### DATA ENTRIES
══════════════════════════════

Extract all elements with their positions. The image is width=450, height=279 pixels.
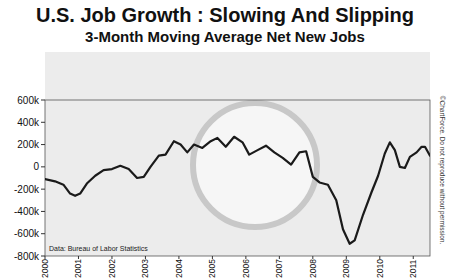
y-tick-label: -800k (14, 251, 40, 262)
plot-background (45, 52, 430, 256)
x-tick-label: 2007 (274, 259, 284, 278)
x-tick-label: 2001 (73, 259, 83, 278)
x-tick (145, 256, 146, 259)
x-tick-label: 2002 (107, 259, 117, 278)
y-tick-label: -200k (14, 184, 40, 195)
x-tick (413, 256, 414, 259)
x-tick (178, 256, 179, 259)
y-tick (41, 144, 45, 145)
x-tick (245, 256, 246, 259)
x-tick-label: 2009 (341, 259, 351, 278)
plot-frame (45, 100, 430, 256)
x-tick-label: 2011 (408, 259, 418, 278)
subtitle: 3-Month Moving Average Net New Jobs (85, 28, 365, 45)
y-tick-label: 200k (17, 139, 40, 150)
x-tick (346, 256, 347, 259)
x-tick (45, 256, 46, 259)
x-tick-label: 2005 (207, 259, 217, 278)
x-tick-label: 2000 (40, 259, 50, 278)
magnifier-decoration (193, 103, 317, 227)
x-tick-label: 2003 (140, 259, 150, 278)
x-tick-label: 2008 (308, 259, 318, 278)
x-tick-label: 2004 (174, 259, 184, 278)
x-tick-label: 2006 (241, 259, 251, 278)
copyright-note: ©ChartForce. Do not reproduce without pe… (438, 96, 446, 245)
y-tick-label: 600k (17, 95, 40, 106)
series-line (45, 137, 430, 244)
y-tick-label: -600k (14, 228, 40, 239)
x-tick (279, 256, 280, 259)
y-tick (41, 211, 45, 212)
y-tick (41, 122, 45, 123)
y-tick (41, 166, 45, 167)
x-tick (111, 256, 112, 259)
series-group (45, 137, 430, 244)
y-tick-label: 400k (17, 117, 40, 128)
x-tick (312, 256, 313, 259)
x-tick-label: 2010 (375, 259, 385, 278)
y-tick (41, 233, 45, 234)
y-tick-label: -400k (14, 206, 40, 217)
title: U.S. Job Growth : Slowing And Slipping (36, 4, 414, 26)
y-tick (41, 189, 45, 190)
y-tick (41, 100, 45, 101)
y-tick (41, 256, 45, 257)
y-tick-label: 0 (33, 161, 39, 172)
x-tick (379, 256, 380, 259)
source-note: Data: Bureau of Labor Statistics (49, 245, 148, 252)
x-tick (212, 256, 213, 259)
x-tick (78, 256, 79, 259)
chart: U.S. Job Growth : Slowing And Slipping 3-… (0, 0, 450, 279)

══════════════════════════════

### DO THIS
Copy out every line of the entries above word for word, but leave the picture out of your answer.

### FULL SOLUTION
Extract all elements with their positions. The image is width=450, height=279 pixels.
y-tick-label: -800k (14, 251, 40, 262)
plot-background (45, 52, 430, 256)
x-tick-label: 2007 (274, 259, 284, 278)
x-tick-label: 2001 (73, 259, 83, 278)
x-tick (145, 256, 146, 259)
x-tick-label: 2002 (107, 259, 117, 278)
y-tick-label: -200k (14, 184, 40, 195)
x-tick (413, 256, 414, 259)
x-tick (178, 256, 179, 259)
y-tick (41, 144, 45, 145)
x-tick (245, 256, 246, 259)
x-tick-label: 2009 (341, 259, 351, 278)
plot-frame (45, 100, 430, 256)
x-tick-label: 2011 (408, 259, 418, 278)
subtitle: 3-Month Moving Average Net New Jobs (85, 28, 365, 45)
y-tick-label: 200k (17, 139, 40, 150)
x-tick (346, 256, 347, 259)
x-tick (45, 256, 46, 259)
x-tick-label: 2005 (207, 259, 217, 278)
x-tick-label: 2000 (40, 259, 50, 278)
magnifier-decoration (193, 103, 317, 227)
x-tick-label: 2003 (140, 259, 150, 278)
x-tick-label: 2008 (308, 259, 318, 278)
x-tick-label: 2004 (174, 259, 184, 278)
x-tick-label: 2006 (241, 259, 251, 278)
copyright-note: ©ChartForce. Do not reproduce without pe… (438, 96, 446, 245)
y-tick-label: 600k (17, 95, 40, 106)
series-line (45, 137, 430, 244)
y-tick-label: -600k (14, 228, 40, 239)
x-tick (279, 256, 280, 259)
y-tick (41, 211, 45, 212)
y-tick (41, 122, 45, 123)
y-tick (41, 166, 45, 167)
x-tick (111, 256, 112, 259)
series-group (45, 137, 430, 244)
y-tick-label: 400k (17, 117, 40, 128)
x-tick (312, 256, 313, 259)
x-tick-label: 2010 (375, 259, 385, 278)
y-tick (41, 233, 45, 234)
y-tick-label: -400k (14, 206, 40, 217)
title: U.S. Job Growth : Slowing And Slipping (36, 4, 414, 26)
y-tick (41, 189, 45, 190)
y-tick (41, 100, 45, 101)
y-tick (41, 256, 45, 257)
y-tick-label: 0 (33, 161, 39, 172)
x-tick (379, 256, 380, 259)
source-note: Data: Bureau of Labor Statistics (49, 245, 148, 252)
x-tick (212, 256, 213, 259)
x-tick (78, 256, 79, 259)
chart: U.S. Job Growth : Slowing And Slipping 3-… (0, 0, 450, 279)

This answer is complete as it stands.